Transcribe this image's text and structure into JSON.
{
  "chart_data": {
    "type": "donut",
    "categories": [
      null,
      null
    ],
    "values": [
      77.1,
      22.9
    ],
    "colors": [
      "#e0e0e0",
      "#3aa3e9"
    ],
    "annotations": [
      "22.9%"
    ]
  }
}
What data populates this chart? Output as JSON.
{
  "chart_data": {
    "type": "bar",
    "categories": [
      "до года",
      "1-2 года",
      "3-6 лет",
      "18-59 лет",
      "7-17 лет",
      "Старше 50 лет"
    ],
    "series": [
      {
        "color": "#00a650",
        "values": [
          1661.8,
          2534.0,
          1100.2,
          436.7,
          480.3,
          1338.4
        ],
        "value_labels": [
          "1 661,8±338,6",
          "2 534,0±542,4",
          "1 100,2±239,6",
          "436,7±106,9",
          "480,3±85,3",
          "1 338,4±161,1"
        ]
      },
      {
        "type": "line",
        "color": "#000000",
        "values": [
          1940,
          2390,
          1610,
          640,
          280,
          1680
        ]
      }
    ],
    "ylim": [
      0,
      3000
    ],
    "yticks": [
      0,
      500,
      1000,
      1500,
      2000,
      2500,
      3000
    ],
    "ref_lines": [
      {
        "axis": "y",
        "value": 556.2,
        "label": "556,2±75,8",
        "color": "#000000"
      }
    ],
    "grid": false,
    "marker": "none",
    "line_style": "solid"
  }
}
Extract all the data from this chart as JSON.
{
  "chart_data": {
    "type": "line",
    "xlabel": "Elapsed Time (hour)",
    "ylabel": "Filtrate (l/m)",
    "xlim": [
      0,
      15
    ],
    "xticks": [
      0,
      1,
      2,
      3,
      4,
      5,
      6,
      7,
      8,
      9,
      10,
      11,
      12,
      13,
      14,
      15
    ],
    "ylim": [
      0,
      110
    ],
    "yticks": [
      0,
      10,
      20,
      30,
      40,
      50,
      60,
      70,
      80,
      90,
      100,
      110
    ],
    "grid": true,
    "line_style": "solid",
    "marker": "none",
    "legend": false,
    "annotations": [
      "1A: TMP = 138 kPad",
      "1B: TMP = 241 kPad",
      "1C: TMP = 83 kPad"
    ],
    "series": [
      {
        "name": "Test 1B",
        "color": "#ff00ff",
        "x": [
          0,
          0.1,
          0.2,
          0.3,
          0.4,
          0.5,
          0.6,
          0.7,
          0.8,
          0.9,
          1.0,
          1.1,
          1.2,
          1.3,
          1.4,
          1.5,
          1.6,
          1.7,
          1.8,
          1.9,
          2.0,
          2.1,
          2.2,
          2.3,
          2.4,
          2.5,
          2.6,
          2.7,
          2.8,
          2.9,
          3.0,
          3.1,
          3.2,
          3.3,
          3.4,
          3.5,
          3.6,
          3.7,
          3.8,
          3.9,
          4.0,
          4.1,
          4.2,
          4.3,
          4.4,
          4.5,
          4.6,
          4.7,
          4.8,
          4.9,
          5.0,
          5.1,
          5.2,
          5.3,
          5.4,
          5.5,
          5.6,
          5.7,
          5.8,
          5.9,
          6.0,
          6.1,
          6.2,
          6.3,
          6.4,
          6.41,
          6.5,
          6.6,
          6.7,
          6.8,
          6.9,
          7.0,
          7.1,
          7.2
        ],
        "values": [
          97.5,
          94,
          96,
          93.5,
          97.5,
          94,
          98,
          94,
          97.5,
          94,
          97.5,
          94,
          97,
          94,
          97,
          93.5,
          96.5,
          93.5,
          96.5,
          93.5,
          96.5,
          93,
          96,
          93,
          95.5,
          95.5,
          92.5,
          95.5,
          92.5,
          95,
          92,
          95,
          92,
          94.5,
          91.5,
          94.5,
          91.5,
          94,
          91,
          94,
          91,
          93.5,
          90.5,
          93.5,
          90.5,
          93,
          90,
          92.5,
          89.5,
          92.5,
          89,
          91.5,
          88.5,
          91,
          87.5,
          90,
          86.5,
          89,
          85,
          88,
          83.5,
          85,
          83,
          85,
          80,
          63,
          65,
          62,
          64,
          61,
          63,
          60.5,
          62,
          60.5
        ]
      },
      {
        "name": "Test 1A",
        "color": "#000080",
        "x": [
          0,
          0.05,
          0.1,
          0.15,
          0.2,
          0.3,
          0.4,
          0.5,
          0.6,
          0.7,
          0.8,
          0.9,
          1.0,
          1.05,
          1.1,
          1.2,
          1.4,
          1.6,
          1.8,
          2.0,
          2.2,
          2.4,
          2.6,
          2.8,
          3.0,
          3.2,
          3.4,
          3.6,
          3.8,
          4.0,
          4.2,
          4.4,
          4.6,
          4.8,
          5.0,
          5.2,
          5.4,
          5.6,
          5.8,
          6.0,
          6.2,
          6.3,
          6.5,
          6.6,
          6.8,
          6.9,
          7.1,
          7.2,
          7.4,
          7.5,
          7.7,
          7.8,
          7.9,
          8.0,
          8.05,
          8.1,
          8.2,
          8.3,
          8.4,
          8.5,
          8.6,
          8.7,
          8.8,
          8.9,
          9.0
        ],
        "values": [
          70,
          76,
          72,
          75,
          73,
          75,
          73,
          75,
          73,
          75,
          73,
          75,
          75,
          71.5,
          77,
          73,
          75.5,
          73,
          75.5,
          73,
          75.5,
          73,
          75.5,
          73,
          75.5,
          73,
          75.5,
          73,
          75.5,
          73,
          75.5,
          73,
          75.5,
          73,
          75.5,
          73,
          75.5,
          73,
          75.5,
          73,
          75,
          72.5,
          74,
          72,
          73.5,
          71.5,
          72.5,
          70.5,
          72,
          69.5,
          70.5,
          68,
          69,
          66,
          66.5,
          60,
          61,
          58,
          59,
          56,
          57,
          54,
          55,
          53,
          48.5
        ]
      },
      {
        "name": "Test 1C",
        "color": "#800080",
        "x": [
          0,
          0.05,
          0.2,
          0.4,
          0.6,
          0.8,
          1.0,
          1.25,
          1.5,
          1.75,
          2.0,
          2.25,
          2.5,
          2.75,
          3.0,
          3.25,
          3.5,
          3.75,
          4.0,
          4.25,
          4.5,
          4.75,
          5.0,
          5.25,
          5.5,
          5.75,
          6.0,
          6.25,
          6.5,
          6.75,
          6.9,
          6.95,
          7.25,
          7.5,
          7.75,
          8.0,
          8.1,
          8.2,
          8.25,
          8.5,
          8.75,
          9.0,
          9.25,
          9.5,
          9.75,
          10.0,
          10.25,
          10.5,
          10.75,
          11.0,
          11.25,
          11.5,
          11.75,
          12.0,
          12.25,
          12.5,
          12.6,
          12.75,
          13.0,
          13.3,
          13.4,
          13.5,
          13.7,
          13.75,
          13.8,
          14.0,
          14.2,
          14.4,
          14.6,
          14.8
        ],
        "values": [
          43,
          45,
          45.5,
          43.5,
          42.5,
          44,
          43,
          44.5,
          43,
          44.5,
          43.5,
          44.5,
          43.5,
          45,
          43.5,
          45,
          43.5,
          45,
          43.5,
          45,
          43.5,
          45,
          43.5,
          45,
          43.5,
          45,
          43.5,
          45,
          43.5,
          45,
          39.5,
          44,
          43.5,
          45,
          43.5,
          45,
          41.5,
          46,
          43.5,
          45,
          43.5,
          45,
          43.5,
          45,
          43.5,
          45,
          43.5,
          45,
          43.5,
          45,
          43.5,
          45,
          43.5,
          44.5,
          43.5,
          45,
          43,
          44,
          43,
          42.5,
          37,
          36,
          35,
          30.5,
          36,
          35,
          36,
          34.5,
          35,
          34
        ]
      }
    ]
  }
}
********************
*Stated goal*
Locate the string "name" in the listing above and copy every line where it occurs.

*Solution to this task*
        "name": "Test 1B",
        "name": "Test 1A",
        "name": "Test 1C",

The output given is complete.